• What is expected: In the material below, find all lines with the string "ସମୟର" and copy them.

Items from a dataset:

▬▬▬▬▬▬

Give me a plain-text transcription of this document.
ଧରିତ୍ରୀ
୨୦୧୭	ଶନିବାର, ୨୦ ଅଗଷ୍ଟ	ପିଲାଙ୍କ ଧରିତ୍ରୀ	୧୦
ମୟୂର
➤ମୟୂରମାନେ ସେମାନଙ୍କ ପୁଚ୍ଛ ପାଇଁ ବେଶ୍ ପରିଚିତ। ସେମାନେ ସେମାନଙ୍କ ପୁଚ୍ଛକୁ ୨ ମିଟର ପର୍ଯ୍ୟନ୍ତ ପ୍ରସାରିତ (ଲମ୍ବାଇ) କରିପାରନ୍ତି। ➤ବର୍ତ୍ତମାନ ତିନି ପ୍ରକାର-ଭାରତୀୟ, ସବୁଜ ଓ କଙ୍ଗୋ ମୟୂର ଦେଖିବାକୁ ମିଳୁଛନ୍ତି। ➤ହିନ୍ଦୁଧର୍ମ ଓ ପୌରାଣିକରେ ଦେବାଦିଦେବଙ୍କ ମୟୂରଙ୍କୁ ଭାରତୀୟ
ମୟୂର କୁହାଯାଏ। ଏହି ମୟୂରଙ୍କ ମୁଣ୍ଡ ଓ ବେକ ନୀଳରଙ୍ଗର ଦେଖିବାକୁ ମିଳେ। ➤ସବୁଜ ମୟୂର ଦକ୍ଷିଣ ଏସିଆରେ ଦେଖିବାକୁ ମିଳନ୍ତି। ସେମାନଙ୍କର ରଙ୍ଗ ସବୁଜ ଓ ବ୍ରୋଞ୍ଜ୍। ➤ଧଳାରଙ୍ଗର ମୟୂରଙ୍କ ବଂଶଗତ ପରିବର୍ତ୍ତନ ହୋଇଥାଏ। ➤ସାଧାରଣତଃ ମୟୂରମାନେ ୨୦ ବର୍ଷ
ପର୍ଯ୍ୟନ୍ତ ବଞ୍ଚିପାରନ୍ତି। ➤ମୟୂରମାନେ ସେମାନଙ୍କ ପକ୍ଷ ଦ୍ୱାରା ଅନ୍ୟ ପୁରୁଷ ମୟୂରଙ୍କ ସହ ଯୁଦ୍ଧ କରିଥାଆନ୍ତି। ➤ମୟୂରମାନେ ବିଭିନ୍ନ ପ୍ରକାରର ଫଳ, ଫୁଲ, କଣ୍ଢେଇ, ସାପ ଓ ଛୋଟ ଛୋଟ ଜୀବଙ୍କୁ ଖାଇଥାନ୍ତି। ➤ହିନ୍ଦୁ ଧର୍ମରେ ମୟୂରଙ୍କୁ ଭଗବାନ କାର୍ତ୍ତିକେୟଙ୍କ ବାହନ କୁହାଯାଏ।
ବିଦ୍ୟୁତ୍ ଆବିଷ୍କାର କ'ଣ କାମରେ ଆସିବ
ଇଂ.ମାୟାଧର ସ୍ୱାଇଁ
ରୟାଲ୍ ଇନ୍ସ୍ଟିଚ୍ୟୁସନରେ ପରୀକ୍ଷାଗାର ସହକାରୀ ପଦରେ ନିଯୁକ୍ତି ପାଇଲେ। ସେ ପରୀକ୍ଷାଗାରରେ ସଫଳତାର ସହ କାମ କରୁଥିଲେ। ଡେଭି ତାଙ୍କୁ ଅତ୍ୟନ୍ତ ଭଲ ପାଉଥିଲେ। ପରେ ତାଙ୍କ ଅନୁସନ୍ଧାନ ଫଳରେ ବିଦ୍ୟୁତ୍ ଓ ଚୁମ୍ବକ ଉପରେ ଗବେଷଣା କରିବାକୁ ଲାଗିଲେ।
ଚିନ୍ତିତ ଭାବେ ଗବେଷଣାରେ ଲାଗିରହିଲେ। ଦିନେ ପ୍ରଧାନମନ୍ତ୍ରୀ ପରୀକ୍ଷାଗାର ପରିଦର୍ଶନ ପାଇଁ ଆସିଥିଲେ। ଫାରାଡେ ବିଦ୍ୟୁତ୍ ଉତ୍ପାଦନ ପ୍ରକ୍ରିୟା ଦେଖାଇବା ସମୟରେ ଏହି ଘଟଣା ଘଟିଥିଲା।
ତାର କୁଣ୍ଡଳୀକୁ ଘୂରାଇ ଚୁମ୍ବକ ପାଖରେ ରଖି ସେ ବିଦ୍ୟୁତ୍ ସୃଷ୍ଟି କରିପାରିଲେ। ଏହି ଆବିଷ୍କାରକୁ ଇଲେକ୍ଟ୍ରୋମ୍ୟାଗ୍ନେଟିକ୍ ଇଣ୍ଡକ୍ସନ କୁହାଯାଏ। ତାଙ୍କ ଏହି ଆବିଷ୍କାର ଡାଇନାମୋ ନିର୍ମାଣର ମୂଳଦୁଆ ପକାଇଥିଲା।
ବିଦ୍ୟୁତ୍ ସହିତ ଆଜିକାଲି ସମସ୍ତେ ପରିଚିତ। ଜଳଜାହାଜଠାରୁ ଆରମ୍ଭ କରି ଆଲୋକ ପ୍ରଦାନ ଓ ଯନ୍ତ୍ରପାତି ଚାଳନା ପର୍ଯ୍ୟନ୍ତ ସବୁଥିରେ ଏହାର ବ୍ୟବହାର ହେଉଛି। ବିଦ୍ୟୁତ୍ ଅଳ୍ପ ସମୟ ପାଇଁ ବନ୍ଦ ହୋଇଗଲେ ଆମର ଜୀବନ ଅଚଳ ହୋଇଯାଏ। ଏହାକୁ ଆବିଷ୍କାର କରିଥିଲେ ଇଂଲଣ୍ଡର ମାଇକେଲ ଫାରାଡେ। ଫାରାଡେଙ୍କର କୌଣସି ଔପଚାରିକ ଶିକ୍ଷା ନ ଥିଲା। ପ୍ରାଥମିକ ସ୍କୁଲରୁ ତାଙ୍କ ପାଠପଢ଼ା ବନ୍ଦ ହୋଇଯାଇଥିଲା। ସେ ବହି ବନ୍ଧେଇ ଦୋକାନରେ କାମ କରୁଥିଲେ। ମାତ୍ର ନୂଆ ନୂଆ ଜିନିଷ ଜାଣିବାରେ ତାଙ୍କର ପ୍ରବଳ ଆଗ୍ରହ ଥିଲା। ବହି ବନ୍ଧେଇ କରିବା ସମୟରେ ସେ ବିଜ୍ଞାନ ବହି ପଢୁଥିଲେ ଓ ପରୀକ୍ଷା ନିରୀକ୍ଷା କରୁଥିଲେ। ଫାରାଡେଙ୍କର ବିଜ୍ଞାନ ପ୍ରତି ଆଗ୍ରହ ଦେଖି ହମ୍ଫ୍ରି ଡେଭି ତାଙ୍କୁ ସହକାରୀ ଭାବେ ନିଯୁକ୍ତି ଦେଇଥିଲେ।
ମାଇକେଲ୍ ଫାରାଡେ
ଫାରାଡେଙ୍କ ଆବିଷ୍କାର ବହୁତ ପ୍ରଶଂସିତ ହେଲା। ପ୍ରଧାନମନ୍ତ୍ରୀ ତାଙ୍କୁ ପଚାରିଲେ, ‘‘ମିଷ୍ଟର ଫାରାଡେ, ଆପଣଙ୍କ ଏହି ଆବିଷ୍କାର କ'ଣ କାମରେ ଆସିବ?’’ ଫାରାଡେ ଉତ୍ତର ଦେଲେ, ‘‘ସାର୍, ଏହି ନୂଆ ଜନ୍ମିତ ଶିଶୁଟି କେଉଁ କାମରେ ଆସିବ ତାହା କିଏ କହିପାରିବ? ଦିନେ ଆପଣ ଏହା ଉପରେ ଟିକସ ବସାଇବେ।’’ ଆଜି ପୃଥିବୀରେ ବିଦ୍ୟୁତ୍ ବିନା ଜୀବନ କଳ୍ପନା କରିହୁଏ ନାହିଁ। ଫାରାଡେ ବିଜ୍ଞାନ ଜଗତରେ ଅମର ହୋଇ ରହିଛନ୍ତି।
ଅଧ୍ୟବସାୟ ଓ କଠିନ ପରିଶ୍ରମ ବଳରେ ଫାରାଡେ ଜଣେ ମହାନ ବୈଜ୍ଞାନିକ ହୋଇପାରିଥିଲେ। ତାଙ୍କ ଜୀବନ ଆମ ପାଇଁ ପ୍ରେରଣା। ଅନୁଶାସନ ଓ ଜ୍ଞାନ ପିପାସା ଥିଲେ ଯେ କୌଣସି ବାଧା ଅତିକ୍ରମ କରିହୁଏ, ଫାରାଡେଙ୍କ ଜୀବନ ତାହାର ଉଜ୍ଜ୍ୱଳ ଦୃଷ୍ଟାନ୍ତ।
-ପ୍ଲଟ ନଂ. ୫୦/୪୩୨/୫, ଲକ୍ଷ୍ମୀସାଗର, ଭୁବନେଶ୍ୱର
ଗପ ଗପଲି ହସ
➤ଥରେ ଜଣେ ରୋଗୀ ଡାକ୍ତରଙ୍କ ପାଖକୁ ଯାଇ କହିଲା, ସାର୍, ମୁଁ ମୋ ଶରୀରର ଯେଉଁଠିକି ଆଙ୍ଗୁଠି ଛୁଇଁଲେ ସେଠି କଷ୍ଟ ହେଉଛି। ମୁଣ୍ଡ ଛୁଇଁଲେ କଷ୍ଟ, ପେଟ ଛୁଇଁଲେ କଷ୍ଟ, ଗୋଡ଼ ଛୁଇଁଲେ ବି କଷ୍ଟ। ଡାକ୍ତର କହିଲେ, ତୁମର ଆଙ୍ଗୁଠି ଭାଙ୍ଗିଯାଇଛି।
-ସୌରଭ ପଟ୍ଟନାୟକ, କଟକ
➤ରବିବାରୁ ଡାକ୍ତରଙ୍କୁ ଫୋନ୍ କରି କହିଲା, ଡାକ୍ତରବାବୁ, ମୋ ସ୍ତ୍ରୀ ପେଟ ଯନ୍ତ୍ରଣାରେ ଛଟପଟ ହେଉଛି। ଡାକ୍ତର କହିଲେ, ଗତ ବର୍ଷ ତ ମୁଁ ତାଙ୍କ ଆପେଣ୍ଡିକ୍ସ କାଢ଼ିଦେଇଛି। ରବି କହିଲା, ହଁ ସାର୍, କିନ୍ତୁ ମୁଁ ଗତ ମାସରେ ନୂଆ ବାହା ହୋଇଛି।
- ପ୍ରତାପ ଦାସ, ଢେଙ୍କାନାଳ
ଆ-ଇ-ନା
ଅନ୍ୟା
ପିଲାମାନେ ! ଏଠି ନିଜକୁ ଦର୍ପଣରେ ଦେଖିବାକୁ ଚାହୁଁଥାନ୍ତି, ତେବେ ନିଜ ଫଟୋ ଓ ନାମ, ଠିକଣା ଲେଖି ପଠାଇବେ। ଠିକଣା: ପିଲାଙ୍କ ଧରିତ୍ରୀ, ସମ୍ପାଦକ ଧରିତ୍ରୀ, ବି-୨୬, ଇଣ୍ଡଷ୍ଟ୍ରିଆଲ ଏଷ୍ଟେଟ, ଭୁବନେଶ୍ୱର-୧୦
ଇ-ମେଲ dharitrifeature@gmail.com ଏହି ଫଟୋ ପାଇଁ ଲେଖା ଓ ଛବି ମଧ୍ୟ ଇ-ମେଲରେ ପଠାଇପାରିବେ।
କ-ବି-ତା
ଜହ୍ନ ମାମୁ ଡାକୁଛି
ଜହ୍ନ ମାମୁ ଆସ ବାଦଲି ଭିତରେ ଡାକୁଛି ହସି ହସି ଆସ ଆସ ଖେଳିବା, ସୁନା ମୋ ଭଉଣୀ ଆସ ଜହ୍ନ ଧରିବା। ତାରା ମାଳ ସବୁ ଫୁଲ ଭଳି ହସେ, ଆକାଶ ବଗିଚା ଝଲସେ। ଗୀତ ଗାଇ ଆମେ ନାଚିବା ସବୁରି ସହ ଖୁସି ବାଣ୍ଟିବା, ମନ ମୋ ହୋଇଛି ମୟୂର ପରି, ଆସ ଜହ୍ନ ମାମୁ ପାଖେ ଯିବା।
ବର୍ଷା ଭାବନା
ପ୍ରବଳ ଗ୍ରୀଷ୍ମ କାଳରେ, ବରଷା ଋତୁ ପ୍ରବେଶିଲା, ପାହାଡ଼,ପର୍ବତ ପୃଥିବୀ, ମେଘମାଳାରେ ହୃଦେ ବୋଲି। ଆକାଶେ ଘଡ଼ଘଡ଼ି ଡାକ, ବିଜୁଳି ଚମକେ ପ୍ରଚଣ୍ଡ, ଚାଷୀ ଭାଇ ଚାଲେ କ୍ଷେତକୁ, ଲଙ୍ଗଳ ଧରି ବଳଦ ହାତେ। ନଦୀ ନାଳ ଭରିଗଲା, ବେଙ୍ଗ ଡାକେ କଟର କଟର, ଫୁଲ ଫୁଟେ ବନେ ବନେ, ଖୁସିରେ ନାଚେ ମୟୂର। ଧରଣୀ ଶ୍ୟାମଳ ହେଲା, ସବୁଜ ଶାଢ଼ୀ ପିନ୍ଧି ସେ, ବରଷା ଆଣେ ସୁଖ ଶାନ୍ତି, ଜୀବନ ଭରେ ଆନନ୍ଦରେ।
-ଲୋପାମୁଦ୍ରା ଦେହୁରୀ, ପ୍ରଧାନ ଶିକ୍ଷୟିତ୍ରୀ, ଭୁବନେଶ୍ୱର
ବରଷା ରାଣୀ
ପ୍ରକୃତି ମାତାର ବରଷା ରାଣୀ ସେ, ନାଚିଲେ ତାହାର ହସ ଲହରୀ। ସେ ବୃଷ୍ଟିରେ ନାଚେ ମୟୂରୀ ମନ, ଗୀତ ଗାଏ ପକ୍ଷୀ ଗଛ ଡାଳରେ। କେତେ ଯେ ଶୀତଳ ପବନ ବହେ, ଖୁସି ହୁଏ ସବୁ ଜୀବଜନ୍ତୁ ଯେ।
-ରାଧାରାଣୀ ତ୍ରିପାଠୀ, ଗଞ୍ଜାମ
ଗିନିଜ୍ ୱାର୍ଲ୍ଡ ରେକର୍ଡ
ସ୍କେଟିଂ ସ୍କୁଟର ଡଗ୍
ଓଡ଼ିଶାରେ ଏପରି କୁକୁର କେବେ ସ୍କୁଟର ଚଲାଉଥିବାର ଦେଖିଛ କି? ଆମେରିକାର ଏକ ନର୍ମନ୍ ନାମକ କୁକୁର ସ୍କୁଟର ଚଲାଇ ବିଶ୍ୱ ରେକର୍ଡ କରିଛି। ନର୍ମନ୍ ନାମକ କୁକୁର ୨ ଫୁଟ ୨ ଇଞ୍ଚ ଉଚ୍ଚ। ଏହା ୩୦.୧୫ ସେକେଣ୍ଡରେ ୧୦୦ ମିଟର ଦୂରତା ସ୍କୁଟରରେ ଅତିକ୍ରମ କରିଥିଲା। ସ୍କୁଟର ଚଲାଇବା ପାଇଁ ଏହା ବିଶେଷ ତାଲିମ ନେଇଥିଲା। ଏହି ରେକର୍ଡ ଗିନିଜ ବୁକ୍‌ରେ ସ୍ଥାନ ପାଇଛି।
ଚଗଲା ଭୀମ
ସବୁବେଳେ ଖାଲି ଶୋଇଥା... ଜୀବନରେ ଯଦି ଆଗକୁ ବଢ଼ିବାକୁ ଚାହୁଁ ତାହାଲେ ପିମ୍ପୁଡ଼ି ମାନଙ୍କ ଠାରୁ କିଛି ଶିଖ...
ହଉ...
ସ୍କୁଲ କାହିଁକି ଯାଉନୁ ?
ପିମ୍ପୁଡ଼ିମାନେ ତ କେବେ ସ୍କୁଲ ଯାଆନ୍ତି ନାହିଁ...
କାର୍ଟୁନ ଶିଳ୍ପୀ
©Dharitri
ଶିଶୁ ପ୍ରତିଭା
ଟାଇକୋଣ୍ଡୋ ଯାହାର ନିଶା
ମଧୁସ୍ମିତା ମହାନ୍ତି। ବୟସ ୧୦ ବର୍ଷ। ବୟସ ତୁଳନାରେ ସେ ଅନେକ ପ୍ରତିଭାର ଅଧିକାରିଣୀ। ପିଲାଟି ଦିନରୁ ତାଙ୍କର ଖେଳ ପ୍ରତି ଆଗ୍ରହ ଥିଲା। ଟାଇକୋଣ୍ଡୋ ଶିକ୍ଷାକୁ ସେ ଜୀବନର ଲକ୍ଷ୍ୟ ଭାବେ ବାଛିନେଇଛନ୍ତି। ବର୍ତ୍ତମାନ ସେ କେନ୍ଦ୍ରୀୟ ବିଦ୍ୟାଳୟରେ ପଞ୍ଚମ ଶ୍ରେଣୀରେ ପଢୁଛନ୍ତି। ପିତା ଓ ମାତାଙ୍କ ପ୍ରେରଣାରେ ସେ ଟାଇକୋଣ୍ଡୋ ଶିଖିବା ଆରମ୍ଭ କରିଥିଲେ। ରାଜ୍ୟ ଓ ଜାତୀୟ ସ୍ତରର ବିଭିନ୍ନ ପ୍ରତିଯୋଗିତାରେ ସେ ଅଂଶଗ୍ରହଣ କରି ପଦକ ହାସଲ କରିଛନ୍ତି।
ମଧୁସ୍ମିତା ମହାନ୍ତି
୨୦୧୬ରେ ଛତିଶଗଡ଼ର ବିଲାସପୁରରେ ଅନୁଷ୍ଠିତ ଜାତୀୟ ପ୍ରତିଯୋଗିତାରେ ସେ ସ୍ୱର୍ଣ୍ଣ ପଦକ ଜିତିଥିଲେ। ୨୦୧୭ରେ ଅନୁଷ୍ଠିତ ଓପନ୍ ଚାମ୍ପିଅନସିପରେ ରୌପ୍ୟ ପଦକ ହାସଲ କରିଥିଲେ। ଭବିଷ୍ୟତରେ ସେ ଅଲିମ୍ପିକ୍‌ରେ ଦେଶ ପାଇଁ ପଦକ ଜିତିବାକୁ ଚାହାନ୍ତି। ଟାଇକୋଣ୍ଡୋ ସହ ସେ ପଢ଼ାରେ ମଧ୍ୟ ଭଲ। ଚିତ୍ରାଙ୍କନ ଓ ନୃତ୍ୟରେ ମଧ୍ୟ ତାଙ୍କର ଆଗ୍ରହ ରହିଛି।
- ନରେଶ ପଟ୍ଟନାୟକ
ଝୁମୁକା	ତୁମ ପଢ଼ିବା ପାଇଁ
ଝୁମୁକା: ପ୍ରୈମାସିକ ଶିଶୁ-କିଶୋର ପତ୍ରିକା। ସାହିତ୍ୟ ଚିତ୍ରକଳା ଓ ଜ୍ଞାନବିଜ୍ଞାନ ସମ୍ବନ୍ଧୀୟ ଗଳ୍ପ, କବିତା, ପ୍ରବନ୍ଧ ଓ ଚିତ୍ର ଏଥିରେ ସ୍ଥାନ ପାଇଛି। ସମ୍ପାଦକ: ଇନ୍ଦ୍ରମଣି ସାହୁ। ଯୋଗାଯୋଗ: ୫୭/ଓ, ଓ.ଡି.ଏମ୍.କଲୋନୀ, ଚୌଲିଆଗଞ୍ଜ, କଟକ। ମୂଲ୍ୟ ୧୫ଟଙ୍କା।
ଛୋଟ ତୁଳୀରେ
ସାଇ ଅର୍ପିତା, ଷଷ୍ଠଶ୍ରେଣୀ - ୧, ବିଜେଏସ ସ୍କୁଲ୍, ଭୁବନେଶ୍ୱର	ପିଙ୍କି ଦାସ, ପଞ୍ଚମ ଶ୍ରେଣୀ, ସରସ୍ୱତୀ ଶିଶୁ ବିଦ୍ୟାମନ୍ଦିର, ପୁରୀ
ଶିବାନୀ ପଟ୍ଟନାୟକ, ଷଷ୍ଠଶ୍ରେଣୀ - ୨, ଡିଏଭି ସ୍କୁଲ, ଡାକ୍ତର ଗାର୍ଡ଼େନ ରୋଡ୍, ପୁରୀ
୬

▬▬▬▬▬▬

• Solution to this exercise:
ଚିନ୍ତିତ ଭାବେ ଗବେଷଣାରେ ଲାଗିରହିଲେ। ଦିନେ ପ୍ରଧାନମନ୍ତ୍ରୀ ପରୀକ୍ଷାଗାର ପରିଦର୍ଶନ ପାଇଁ ଆସିଥିଲେ। ଫାରାଡେ ବିଦ୍ୟୁତ୍ ଉତ୍ପାଦନ ପ୍ରକ୍ରିୟା ଦେଖାଇବା ସମୟରେ ଏହି ଘଟଣା ଘଟିଥିଲା।
ବିଦ୍ୟୁତ୍ ସହିତ ଆଜିକାଲି ସମସ୍ତେ ପରିଚିତ। ଜଳଜାହାଜଠାରୁ ଆରମ୍ଭ କରି ଆଲୋକ ପ୍ରଦାନ ଓ ଯନ୍ତ୍ରପାତି ଚାଳନା ପର୍ଯ୍ୟନ୍ତ ସବୁଥିରେ ଏହାର ବ୍ୟବହାର ହେଉଛି। ବିଦ୍ୟୁତ୍ ଅଳ୍ପ ସମୟ ପାଇଁ ବନ୍ଦ ହୋଇଗଲେ ଆମର ଜୀବନ ଅଚଳ ହୋଇଯାଏ। ଏହାକୁ ଆବିଷ୍କାର କରିଥିଲେ ଇଂଲଣ୍ଡର ମାଇକେଲ ଫାରାଡେ। ଫାରାଡେଙ୍କର କୌଣସି ଔପଚାରିକ ଶିକ୍ଷା ନ ଥିଲା। ପ୍ରାଥମିକ ସ୍କୁଲରୁ ତାଙ୍କ ପାଠପଢ଼ା ବନ୍ଦ ହୋଇଯାଇଥିଲା। ସେ ବହି ବନ୍ଧେଇ ଦୋକାନରେ କାମ କରୁଥିଲେ। ମାତ୍ର ନୂଆ ନୂଆ ଜିନିଷ ଜାଣିବାରେ ତାଙ୍କର ପ୍ରବଳ ଆଗ୍ରହ ଥିଲା। ବହି ବନ୍ଧେଇ କରିବା ସମୟରେ ସେ ବିଜ୍ଞାନ ବହି ପଢୁଥିଲେ ଓ ପରୀକ୍ଷା ନିରୀକ୍ଷା କରୁଥିଲେ। ଫାରାଡେଙ୍କର ବିଜ୍ଞାନ ପ୍ରତି ଆଗ୍ରହ ଦେଖି ହମ୍ଫ୍ରି ଡେଭି ତାଙ୍କୁ ସହକାରୀ ଭାବେ ନିଯୁକ୍ତି ଦେଇଥିଲେ।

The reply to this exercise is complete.